▸ **TASK INSTRUCTIONS**
The answer must consist of every line in the records that contains the word "pŏth".

[DATASET CONTENT Boundary: Start]

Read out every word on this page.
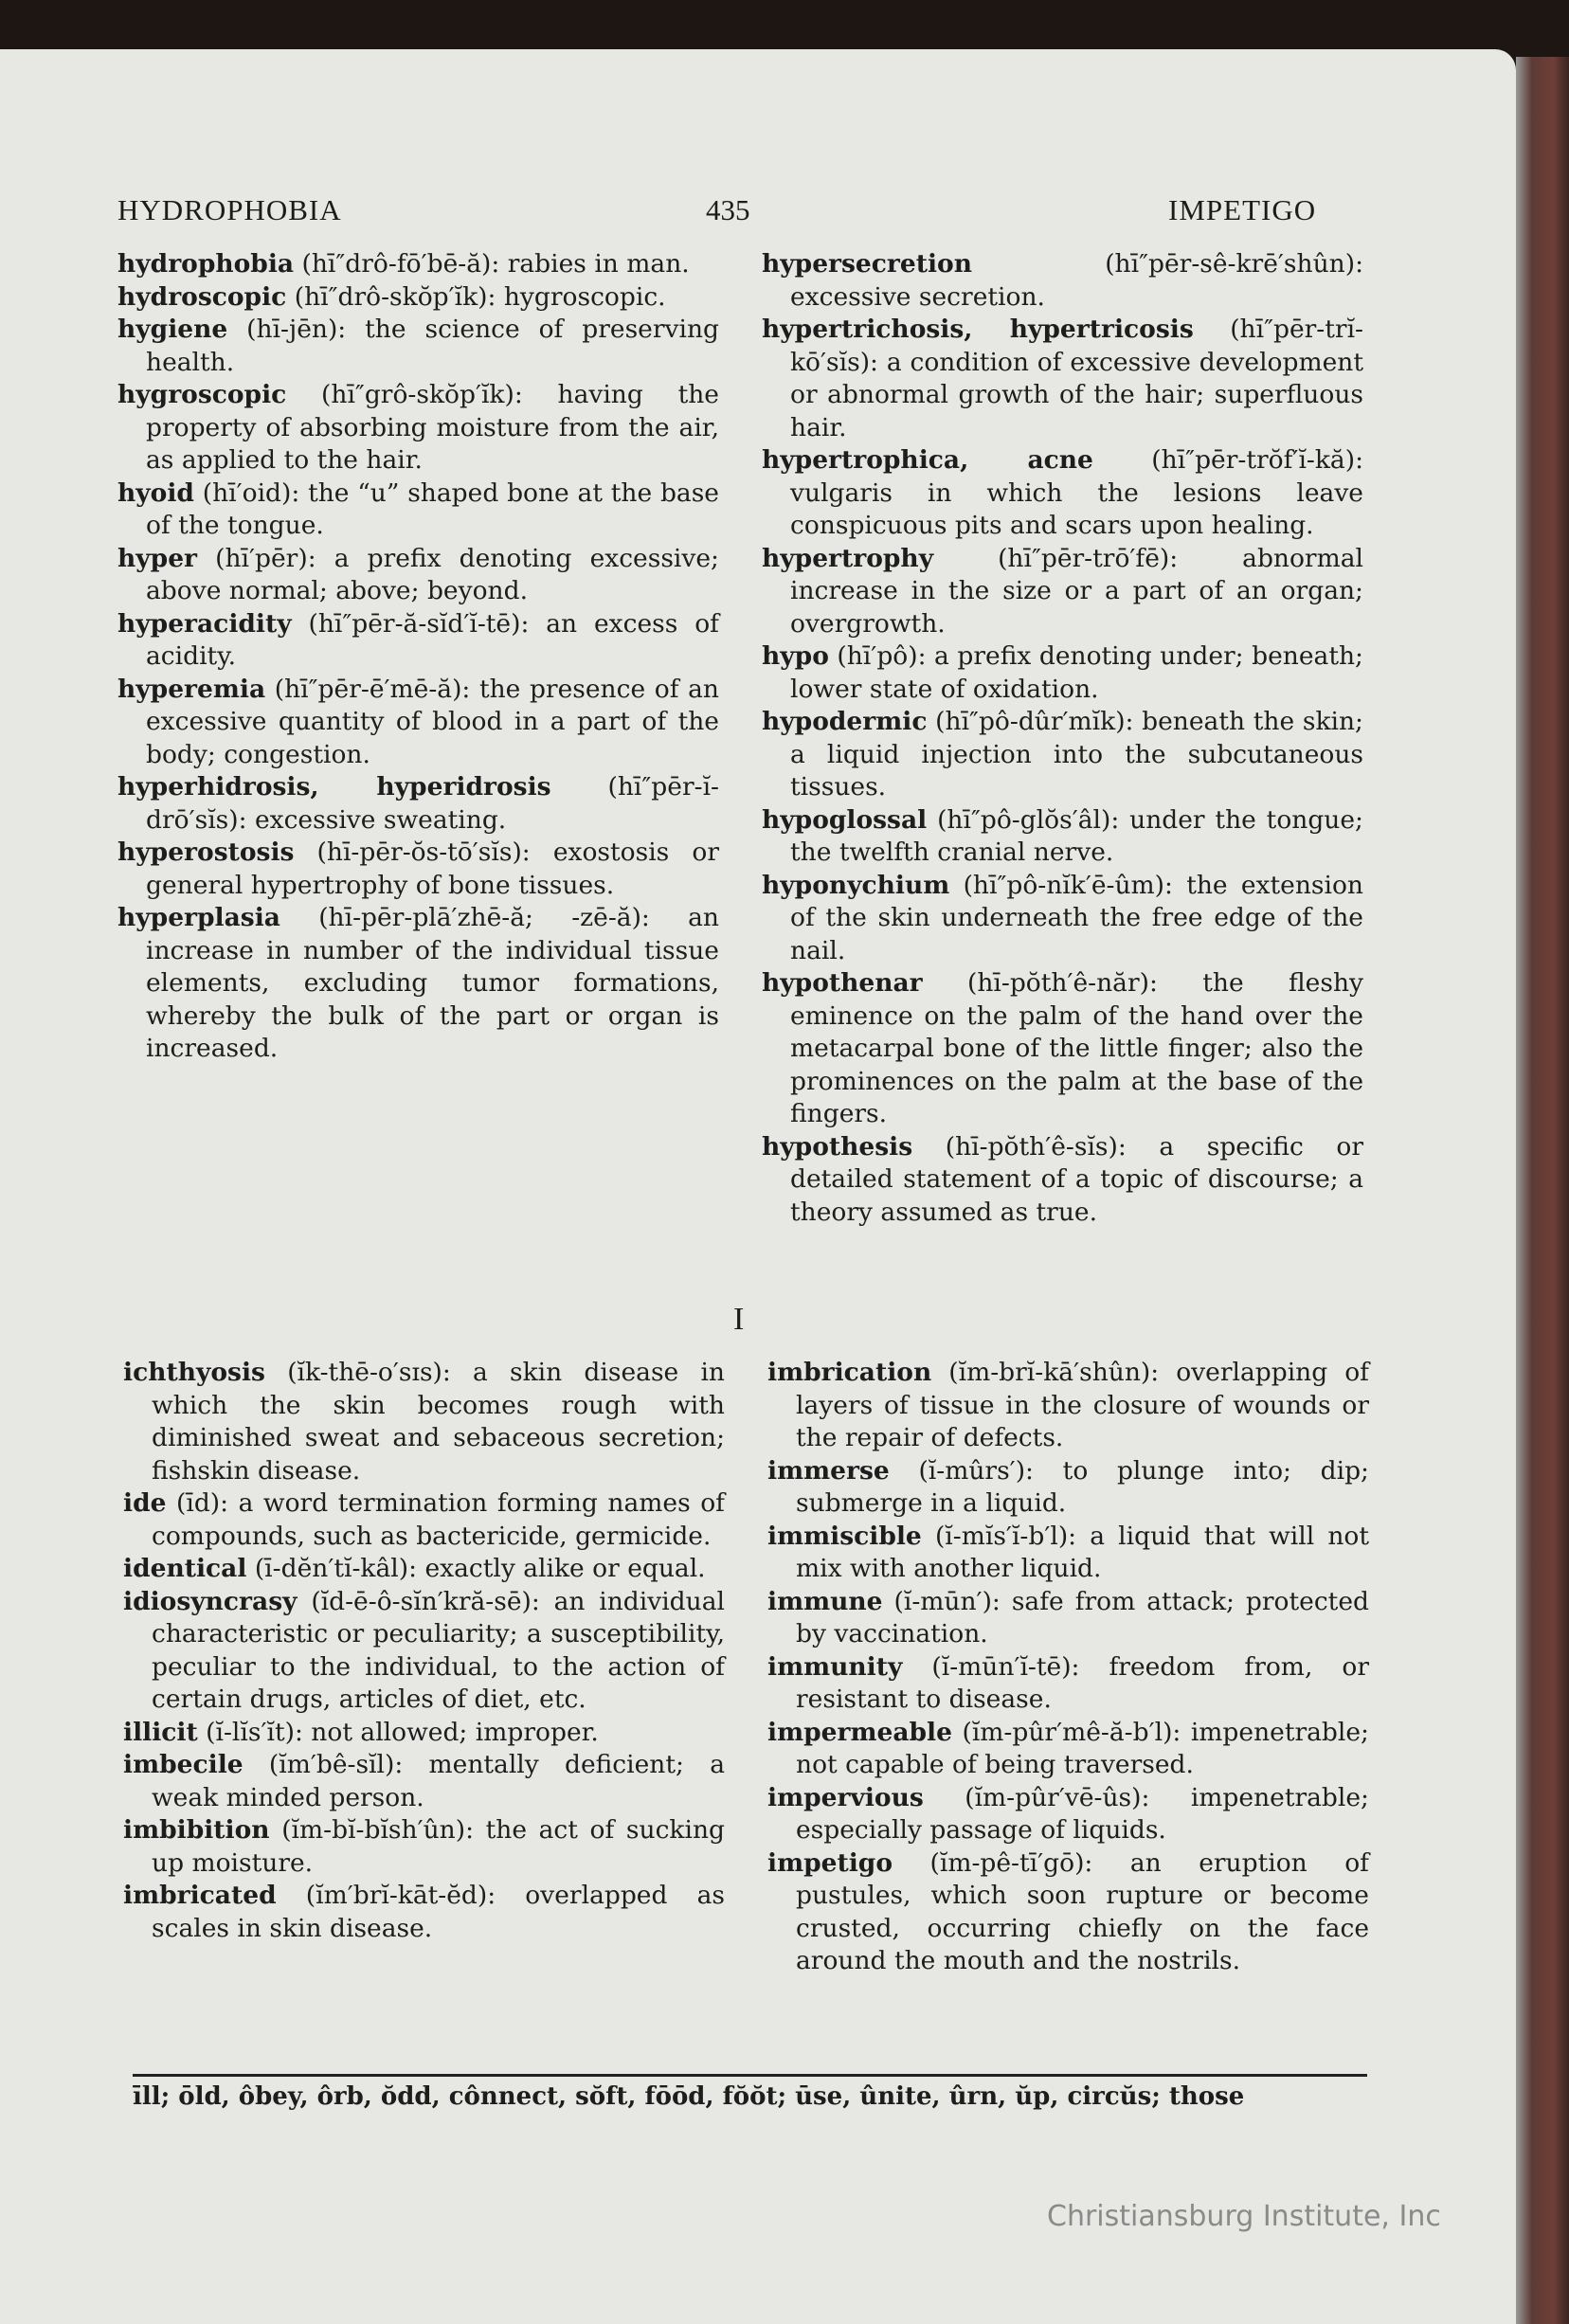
HYDROPHOBIA	435	IMPETIGO

hydrophobia (hī″drô-fō′bē-ă): rabies in man.

hydroscopic (hī″drô-skŏp′ĭk): hygroscopic.

hygiene (hī-jēn): the science of preserving health.

hygroscopic (hī″grô-skŏp′ĭk): having the property of absorbing moisture from the air, as applied to the hair.

hyoid (hī′oid): the “u” shaped bone at the base of the tongue.

hyper (hī′pēr): a prefix denoting excessive; above normal; above; beyond.

hyperacidity (hī″pēr-ă-sĭd′ĭ-tē): an excess of acidity.

hyperemia (hī″pēr-ē′mē-ă): the presence of an excessive quantity of blood in a part of the body; congestion.

hyperhidrosis, hyperidrosis (hī″pēr-ĭ-drō′sĭs): excessive sweating.

hyperostosis (hī-pēr-ŏs-tō′sĭs): exostosis or general hypertrophy of bone tissues.

hyperplasia (hī-pēr-plā′zhē-ă; -zē-ă): an increase in number of the individual tissue elements, excluding tumor formations, whereby the bulk of the part or organ is increased.

hypersecretion	(hī″pēr-sê-krē′shûn): excessive secretion.

hypertrichosis, hypertricosis (hī″pēr-trĭ-kō′sĭs): a condition of excessive development or abnormal growth of the hair; superfluous hair.

hypertrophica, acne (hī″pēr-trŏf′ĭ-kă): vulgaris in which the lesions leave conspicuous pits and scars upon healing.

hypertrophy	(hī″pēr-trō′fē): abnormal increase in the size or a part of an organ; overgrowth.

hypo (hī′pô): a prefix denoting under; beneath; lower state of oxidation.

hypodermic (hī″pô-dûr′mĭk): beneath the skin; a liquid injection into the subcutaneous tissues.

hypoglossal (hī″pô-glŏs′âl): under the tongue; the twelfth cranial nerve.

hyponychium (hī″pô-nĭk′ē-ûm): the extension of the skin underneath the free edge of the nail.

hypothenar (hī-pŏth′ê-năr): the fleshy eminence on the palm of the hand over the metacarpal bone of the little finger; also the prominences on the palm at the base of the fingers.

hypothesis (hī-pŏth′ê-sĭs): a specific or detailed statement of a topic of discourse; a theory assumed as true.

I

ichthyosis (ĭk-thē-o′sɪs): a skin disease in which the skin becomes rough with diminished sweat and sebaceous secretion; fishskin disease.

ide (īd): a word termination forming names of compounds, such as bactericide, germicide.

identical (ī-dĕn′tĭ-kâl): exactly alike or equal.

idiosyncrasy (ĭd-ē-ô-sĭn′kră-sē): an individual characteristic or peculiarity; a susceptibility, peculiar to the individual, to the action of certain drugs, articles of diet, etc.

illicit (ĭ-lĭs′ĭt): not allowed; improper.

imbecile (ĭm′bê-sĭl): mentally deficient; a weak minded person.

imbibition (ĭm-bĭ-bĭsh′ûn): the act of sucking up moisture.

imbricated (ĭm′brĭ-kāt-ĕd): overlapped as scales in skin disease.

imbrication (ĭm-brĭ-kā′shûn): overlapping of layers of tissue in the closure of wounds or the repair of defects.

immerse (ĭ-mûrs′): to plunge into; dip; submerge in a liquid.

immiscible (ĭ-mĭs′ĭ-b′l): a liquid that will not mix with another liquid.

immune (ĭ-mūn′): safe from attack; protected by vaccination.

immunity (ĭ-mūn′ĭ-tē): freedom from, or resistant to disease.

impermeable (ĭm-pûr′mê-ă-b′l): impenetrable; not capable of being traversed.

impervious (ĭm-pûr′vē-ûs): impenetrable; especially passage of liquids.

impetigo (ĭm-pê-tī′gō): an eruption of pustules, which soon rupture or become crusted, occurring chiefly on the face around the mouth and the nostrils.

īll; ōld, ôbey, ôrb, ŏdd, cônnect, sŏft, fōōd, fŏŏt; ūse, ûnite, ûrn, ŭp, circŭs; those
Christiansburg Institute, Inc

[DATASET CONTENT Boundary: End]

▸ **RESPONSE TO THIS EXERCISE**
hypothenar (hī-pŏth′ê-năr): the fleshy eminence on the palm of the hand over the metacarpal bone of the little finger; also the prominences on the palm at the base of the fingers.
hypothesis (hī-pŏth′ê-sĭs): a specific or detailed statement of a topic of discourse; a theory assumed as true.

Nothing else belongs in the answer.